Passage shown:
--

Jokha Alharthi on May 21 became the first Arabic author to win the Man Booker International prize for her novel “Celestial Bodies” which reveals her Omani homeland's post-colonial transformation.
“I am thrilled that a window has been opened to the rich Arabic culture,” Alharthi, 40, told reporters after the ceremony at the Roundhouse in London.
Alharthi is the author of two previous collections of short fiction, a children's book and three novels in Arabic. She studied classical Arabic poetry at Edinburgh University and teaches at Sultan Qaboos University in Muscat.
“Oman inspired me but I think international readers can relate to the human values in the book -- freedom and love,” she said.
The prestigious 50,000-pound (Over 44 lakh rupees) prize, which celebrates translated fiction from around the world, is divided equally between the author and the translator. Alharthi's translator was U.S. academic Marilyn Booth, who teaches Arabic literature at Oxford University.
The judges said Celestial Bodies was “a richly imagined, engaging and poetic insight into a society in transition and into lives previously obscured”.
Oman's coming-of-age
It is set in the village of al-Awafi in Oman where we encounter three sisters: Mayya, who marries Abdallah after a heartbreak; Asma, who marries from a sense of duty; and Khawla, who is waiting for her beloved who has emigrated to Canada. The three sisters witness Oman's evolution from a traditional, slave-owning society.
“It touches the subject of slavery. I think literature is the best platform to have this dialogue,” Alharthi said.

--

Task goal:
In two sentences, sum up the text about Jokha Alharthi's prize win.

--

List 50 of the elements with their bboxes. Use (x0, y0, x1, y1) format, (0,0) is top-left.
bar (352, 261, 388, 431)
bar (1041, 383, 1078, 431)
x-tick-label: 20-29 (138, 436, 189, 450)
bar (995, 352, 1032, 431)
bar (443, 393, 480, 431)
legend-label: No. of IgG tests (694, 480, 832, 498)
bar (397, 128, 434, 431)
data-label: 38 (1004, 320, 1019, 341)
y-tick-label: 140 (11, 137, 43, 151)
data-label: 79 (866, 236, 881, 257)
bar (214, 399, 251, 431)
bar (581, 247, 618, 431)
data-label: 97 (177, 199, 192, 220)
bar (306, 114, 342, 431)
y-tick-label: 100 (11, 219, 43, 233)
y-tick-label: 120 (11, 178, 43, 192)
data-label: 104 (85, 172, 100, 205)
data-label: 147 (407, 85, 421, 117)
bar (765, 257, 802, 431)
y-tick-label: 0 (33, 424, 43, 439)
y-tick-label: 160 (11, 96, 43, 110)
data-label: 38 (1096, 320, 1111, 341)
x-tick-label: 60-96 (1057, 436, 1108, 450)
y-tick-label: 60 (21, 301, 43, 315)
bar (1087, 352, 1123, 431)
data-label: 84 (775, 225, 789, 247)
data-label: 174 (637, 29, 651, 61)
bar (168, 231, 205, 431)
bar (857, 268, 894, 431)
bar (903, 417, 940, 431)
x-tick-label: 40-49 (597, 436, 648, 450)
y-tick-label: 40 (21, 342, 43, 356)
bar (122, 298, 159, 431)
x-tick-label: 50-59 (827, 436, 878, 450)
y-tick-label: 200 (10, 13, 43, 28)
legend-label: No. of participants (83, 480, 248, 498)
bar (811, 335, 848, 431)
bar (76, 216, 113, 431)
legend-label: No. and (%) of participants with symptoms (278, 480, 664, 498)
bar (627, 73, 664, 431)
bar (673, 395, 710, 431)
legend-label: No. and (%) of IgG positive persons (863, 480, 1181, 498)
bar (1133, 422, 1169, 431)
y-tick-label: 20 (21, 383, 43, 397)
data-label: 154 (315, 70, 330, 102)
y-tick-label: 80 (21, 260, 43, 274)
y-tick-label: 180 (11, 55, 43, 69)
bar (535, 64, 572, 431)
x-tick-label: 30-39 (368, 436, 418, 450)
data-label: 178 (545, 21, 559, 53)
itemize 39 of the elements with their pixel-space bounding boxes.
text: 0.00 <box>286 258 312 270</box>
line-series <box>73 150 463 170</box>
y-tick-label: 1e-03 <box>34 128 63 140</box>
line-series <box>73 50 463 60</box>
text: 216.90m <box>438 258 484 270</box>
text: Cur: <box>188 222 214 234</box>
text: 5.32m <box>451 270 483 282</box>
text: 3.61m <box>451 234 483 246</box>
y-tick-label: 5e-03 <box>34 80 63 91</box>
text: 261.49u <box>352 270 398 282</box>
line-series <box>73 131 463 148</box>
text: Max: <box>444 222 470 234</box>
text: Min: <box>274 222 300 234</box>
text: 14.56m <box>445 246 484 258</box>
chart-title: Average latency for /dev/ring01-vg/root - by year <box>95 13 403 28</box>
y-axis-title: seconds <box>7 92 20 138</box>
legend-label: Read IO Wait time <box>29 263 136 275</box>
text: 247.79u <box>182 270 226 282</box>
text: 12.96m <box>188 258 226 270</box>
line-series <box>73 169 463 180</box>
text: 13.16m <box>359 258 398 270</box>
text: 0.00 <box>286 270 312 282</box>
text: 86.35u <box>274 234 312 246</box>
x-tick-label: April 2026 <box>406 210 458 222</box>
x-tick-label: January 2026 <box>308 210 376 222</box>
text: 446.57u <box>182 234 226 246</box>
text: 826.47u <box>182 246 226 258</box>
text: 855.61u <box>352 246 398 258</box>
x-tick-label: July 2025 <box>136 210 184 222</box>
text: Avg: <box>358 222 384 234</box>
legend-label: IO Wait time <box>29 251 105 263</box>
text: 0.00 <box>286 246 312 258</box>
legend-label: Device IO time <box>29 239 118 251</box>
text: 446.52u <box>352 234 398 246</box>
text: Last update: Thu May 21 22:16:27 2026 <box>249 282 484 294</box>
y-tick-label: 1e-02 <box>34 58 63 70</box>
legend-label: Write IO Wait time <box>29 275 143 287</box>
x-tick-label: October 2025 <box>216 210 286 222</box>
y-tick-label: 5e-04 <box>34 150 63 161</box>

--

Complete response:
Jokha Alharthi became the first Arabic author to win the Man Booker International prize, for her novel "Celestial Bodies," which reveals her Omani homeland's post-colonial transformation. The 50,000-pound prize for translated fiction is divided equally between her and her translator, Marilyn Booth, and the novel follows three sisters in the village of al-Awafi who witness Oman's evolution from a traditional, slave-owning society.